[START OF Given information]
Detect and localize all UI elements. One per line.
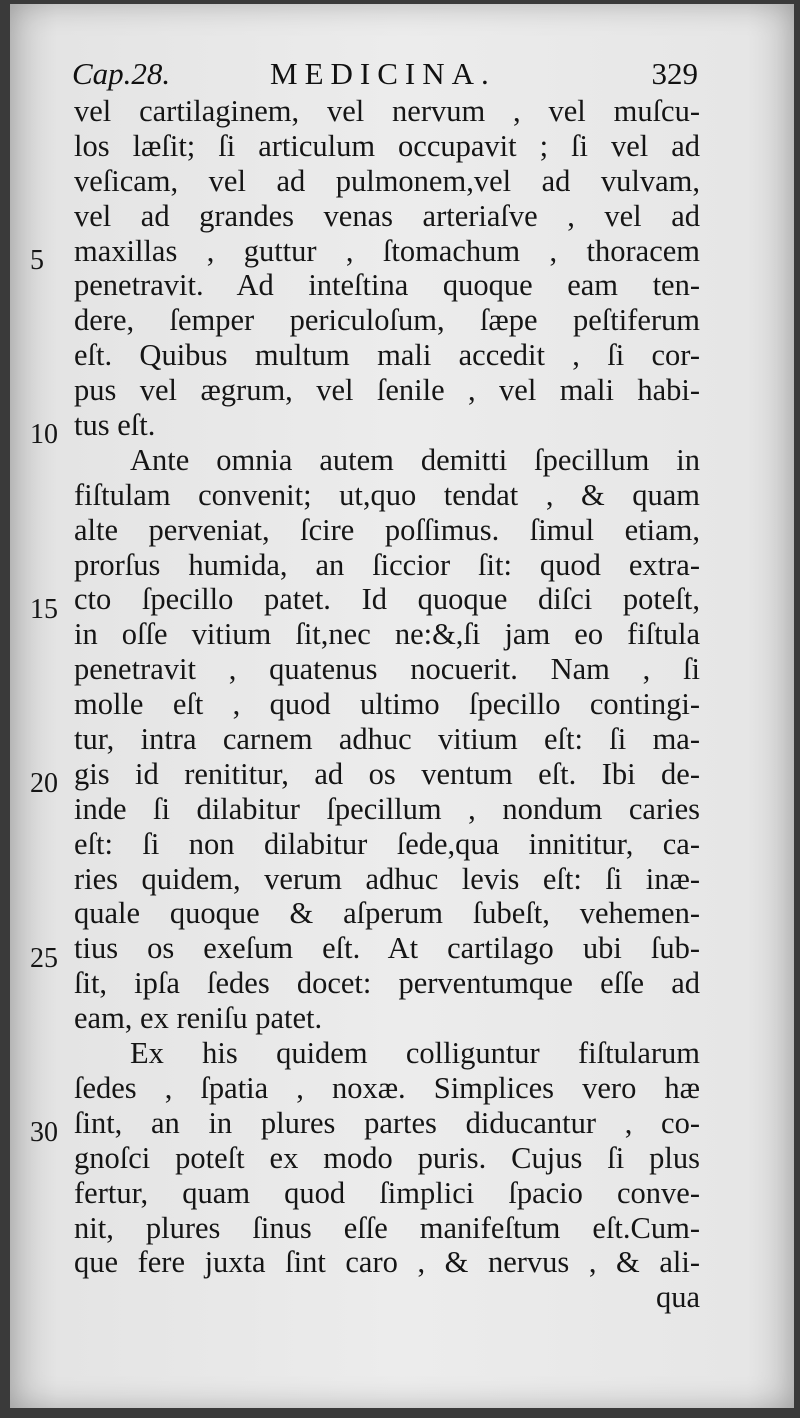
- text-line: prorſus humida, an ſiccior ſit: quod extra-: [74, 547, 700, 582]
- text-line: cto ſpecillo patet. Id quoque diſci poteſt,: [74, 582, 700, 617]
- book-page: [10, 4, 794, 1408]
- line-number: 20: [30, 768, 58, 799]
- text-line: molle eſt , quod ultimo ſpecillo contingi-: [74, 687, 700, 722]
- text-line: ſit, ipſa ſedes docet: perventumque eſſe ad: [74, 966, 700, 1001]
- text-line: fiſtulam convenit; ut,quo tendat , & quam: [74, 477, 700, 512]
- text-line: Ex his quidem colliguntur fiſtularum: [130, 1036, 700, 1071]
- text-line: ries quidem, verum adhuc levis eſt: ſi inæ-: [74, 861, 700, 896]
- line-number: 10: [30, 419, 58, 450]
- text-line: penetravit , quatenus nocuerit. Nam , ſi: [74, 652, 700, 687]
- line-number: 30: [30, 1117, 58, 1148]
- text-line: penetravit. Ad inteſtina quoque eam ten-: [74, 268, 700, 303]
- text-line: eſt: ſi non dilabitur ſede,qua innititur, ca-: [74, 826, 700, 861]
- catchword: qua: [655, 1280, 700, 1315]
- text-line: vel cartilaginem, vel nervum , vel muſcu-: [74, 94, 700, 128]
- text-line: alte perveniat, ſcire poſſimus. ſimul etiam,: [74, 512, 700, 547]
- text-line: gis id renititur, ad os ventum eſt. Ibi de-: [74, 756, 700, 791]
- text-line: nit, plures ſinus eſſe manifeſtum eſt.Cum-: [74, 1210, 700, 1245]
- chapter-label: Cap.28.: [72, 56, 171, 91]
- running-header: [72, 56, 698, 96]
- text-line: vel ad grandes venas arteriaſve , vel ad: [74, 198, 700, 233]
- text-line: tius os exeſum eſt. At cartilago ubi ſub-: [74, 931, 700, 966]
- running-title: MEDICINA.: [270, 56, 496, 91]
- text-line: inde ſi dilabitur ſpecillum , nondum caries: [74, 791, 700, 826]
- text-line: eſt. Quibus multum mali accedit , ſi cor-: [74, 338, 700, 373]
- text-line: in oſſe vitium ſit,nec ne:&,ſi jam eo fiſtula: [74, 617, 700, 652]
- line-number: 15: [30, 594, 58, 625]
- text-line: tur, intra carnem adhuc vitium eſt: ſi ma-: [74, 722, 700, 757]
- text-line: los læſit; ſi articulum occupavit ; ſi vel ad: [74, 128, 700, 163]
- text-line: quale quoque & aſperum ſubeſt, vehemen-: [74, 896, 700, 931]
- text-line: dere, ſemper periculoſum, ſæpe peſtiferum: [74, 303, 700, 338]
- text-line: fertur, quam quod ſimplici ſpacio conve-: [74, 1175, 700, 1210]
- text-line: ſedes , ſpatia , noxæ. Simplices vero hæ: [74, 1070, 700, 1105]
- text-line: eam, ex reniſu patet.: [74, 1001, 323, 1036]
- text-line: que fere juxta ſint caro , & nervus , & ali-: [74, 1245, 700, 1280]
- page-number: 329: [651, 56, 698, 91]
- text-line: ſint, an in plures partes diducantur , co-: [74, 1105, 700, 1140]
- text-line: veſicam, vel ad pulmonem,vel ad vulvam,: [74, 163, 700, 198]
- text-line: pus vel ægrum, vel ſenile , vel mali habi-: [74, 373, 700, 408]
- line-number: 25: [30, 943, 58, 974]
- text-line: Ante omnia autem demitti ſpecillum in: [130, 442, 700, 477]
- body-text: [74, 94, 700, 1315]
- text-line: gnoſci poteſt ex modo puris. Cujus ſi plus: [74, 1140, 700, 1175]
- text-line: tus eſt.: [74, 408, 156, 443]
- text-line: maxillas , guttur , ſtomachum , thoracem: [74, 233, 700, 268]
- line-number: 5: [30, 245, 44, 276]
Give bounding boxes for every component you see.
[END OF Given information]
## Goal
Copy the listing above line for line, leaving out the pictures.

## Answer for the task
Detect and localize all UI elements. One per line.
- text-line: prorſus humida, an ſiccior ſit: quod extra-: [74, 547, 700, 582]
- text-line: cto ſpecillo patet. Id quoque diſci poteſt,: [74, 582, 700, 617]
- book-page: [10, 4, 794, 1408]
- line-number: 20: [30, 768, 58, 799]
- text-line: molle eſt , quod ultimo ſpecillo contingi-: [74, 687, 700, 722]
- text-line: ſit, ipſa ſedes docet: perventumque eſſe ad: [74, 966, 700, 1001]
- text-line: fiſtulam convenit; ut,quo tendat , & quam: [74, 477, 700, 512]
- text-line: Ex his quidem colliguntur fiſtularum: [130, 1036, 700, 1071]
- text-line: ries quidem, verum adhuc levis eſt: ſi inæ-: [74, 861, 700, 896]
- line-number: 10: [30, 419, 58, 450]
- text-line: penetravit , quatenus nocuerit. Nam , ſi: [74, 652, 700, 687]
- line-number: 30: [30, 1117, 58, 1148]
- text-line: penetravit. Ad inteſtina quoque eam ten-: [74, 268, 700, 303]
- text-line: eſt: ſi non dilabitur ſede,qua innititur, ca-: [74, 826, 700, 861]
- catchword: qua: [655, 1280, 700, 1315]
- text-line: vel cartilaginem, vel nervum , vel muſcu-: [74, 94, 700, 128]
- text-line: alte perveniat, ſcire poſſimus. ſimul etiam,: [74, 512, 700, 547]
- text-line: gis id renititur, ad os ventum eſt. Ibi de-: [74, 756, 700, 791]
- text-line: nit, plures ſinus eſſe manifeſtum eſt.Cum-: [74, 1210, 700, 1245]
- chapter-label: Cap.28.: [72, 56, 171, 91]
- running-header: [72, 56, 698, 96]
- text-line: vel ad grandes venas arteriaſve , vel ad: [74, 198, 700, 233]
- text-line: tius os exeſum eſt. At cartilago ubi ſub-: [74, 931, 700, 966]
- running-title: MEDICINA.: [270, 56, 496, 91]
- text-line: inde ſi dilabitur ſpecillum , nondum caries: [74, 791, 700, 826]
- text-line: eſt. Quibus multum mali accedit , ſi cor-: [74, 338, 700, 373]
- text-line: in oſſe vitium ſit,nec ne:&,ſi jam eo fiſtula: [74, 617, 700, 652]
- line-number: 15: [30, 594, 58, 625]
- text-line: tur, intra carnem adhuc vitium eſt: ſi ma-: [74, 722, 700, 757]
- text-line: los læſit; ſi articulum occupavit ; ſi vel ad: [74, 128, 700, 163]
- text-line: quale quoque & aſperum ſubeſt, vehemen-: [74, 896, 700, 931]
- text-line: dere, ſemper periculoſum, ſæpe peſtiferum: [74, 303, 700, 338]
- text-line: fertur, quam quod ſimplici ſpacio conve-: [74, 1175, 700, 1210]
- text-line: ſedes , ſpatia , noxæ. Simplices vero hæ: [74, 1070, 700, 1105]
- text-line: eam, ex reniſu patet.: [74, 1001, 323, 1036]
- text-line: que fere juxta ſint caro , & nervus , & ali-: [74, 1245, 700, 1280]
- page-number: 329: [651, 56, 698, 91]
- text-line: ſint, an in plures partes diducantur , co-: [74, 1105, 700, 1140]
- text-line: veſicam, vel ad pulmonem,vel ad vulvam,: [74, 163, 700, 198]
- text-line: pus vel ægrum, vel ſenile , vel mali habi-: [74, 373, 700, 408]
- line-number: 25: [30, 943, 58, 974]
- text-line: Ante omnia autem demitti ſpecillum in: [130, 442, 700, 477]
- body-text: [74, 94, 700, 1315]
- text-line: gnoſci poteſt ex modo puris. Cujus ſi plus: [74, 1140, 700, 1175]
- text-line: tus eſt.: [74, 408, 156, 443]
- text-line: maxillas , guttur , ſtomachum , thoracem: [74, 233, 700, 268]
- line-number: 5: [30, 245, 44, 276]
Give bounding boxes for every component you see.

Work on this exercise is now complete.